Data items
** START **
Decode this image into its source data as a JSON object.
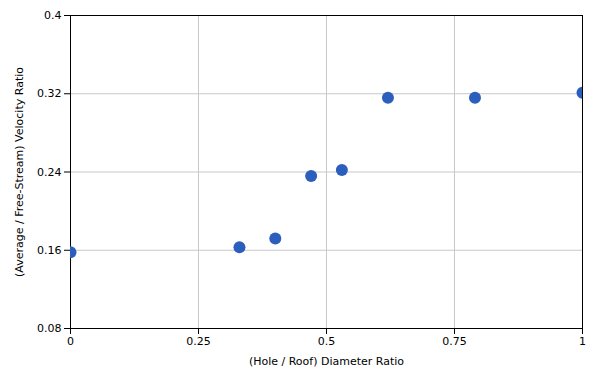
{
  "chart_data": {
    "type": "scatter",
    "xlabel": "(Hole / Roof) Diameter Ratio",
    "ylabel": "(Average / Free-Stream) Velocity Ratio",
    "x": [
      0.0,
      0.33,
      0.4,
      0.47,
      0.53,
      0.62,
      0.79,
      1.0
    ],
    "values": [
      0.158,
      0.163,
      0.172,
      0.236,
      0.242,
      0.316,
      0.316,
      0.321
    ],
    "color": "#2B5EBD",
    "xlim": [
      0.0,
      1.0
    ],
    "ylim": [
      0.08,
      0.4
    ],
    "xticks": [
      0,
      0.25,
      0.5,
      0.75,
      1
    ],
    "yticks": [
      0.08,
      0.16,
      0.24,
      0.32,
      0.4
    ],
    "grid": true
  }
}
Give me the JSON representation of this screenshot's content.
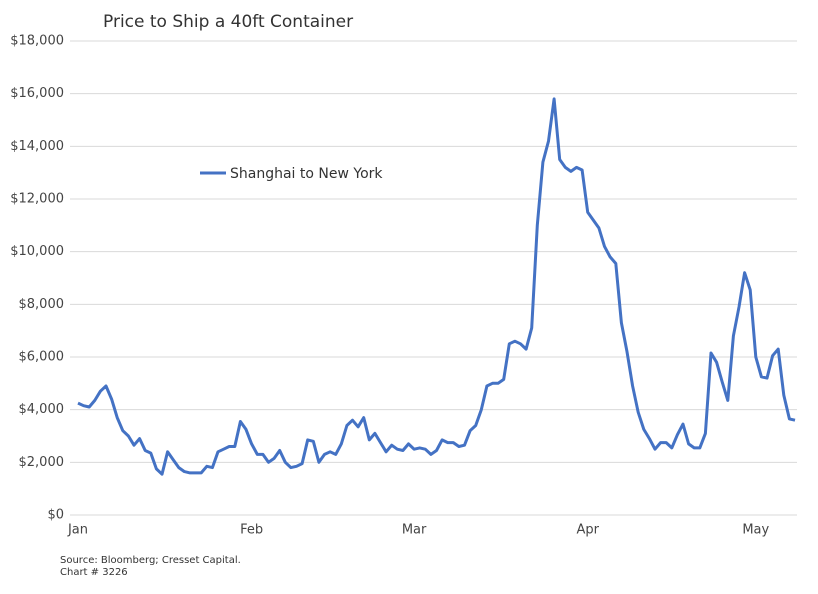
** END **
Return all of the data exactly as written, and drop the pictures.

# WORKED ANSWER
Decode this image into its source data as a JSON object.
{
  "chart_data": {
    "type": "scatter",
    "xlabel": "(Hole / Roof) Diameter Ratio",
    "ylabel": "(Average / Free-Stream) Velocity Ratio",
    "x": [
      0.0,
      0.33,
      0.4,
      0.47,
      0.53,
      0.62,
      0.79,
      1.0
    ],
    "values": [
      0.158,
      0.163,
      0.172,
      0.236,
      0.242,
      0.316,
      0.316,
      0.321
    ],
    "color": "#2B5EBD",
    "xlim": [
      0.0,
      1.0
    ],
    "ylim": [
      0.08,
      0.4
    ],
    "xticks": [
      0,
      0.25,
      0.5,
      0.75,
      1
    ],
    "yticks": [
      0.08,
      0.16,
      0.24,
      0.32,
      0.4
    ],
    "grid": true
  }
}
Give me the JSON representation of this screenshot's content.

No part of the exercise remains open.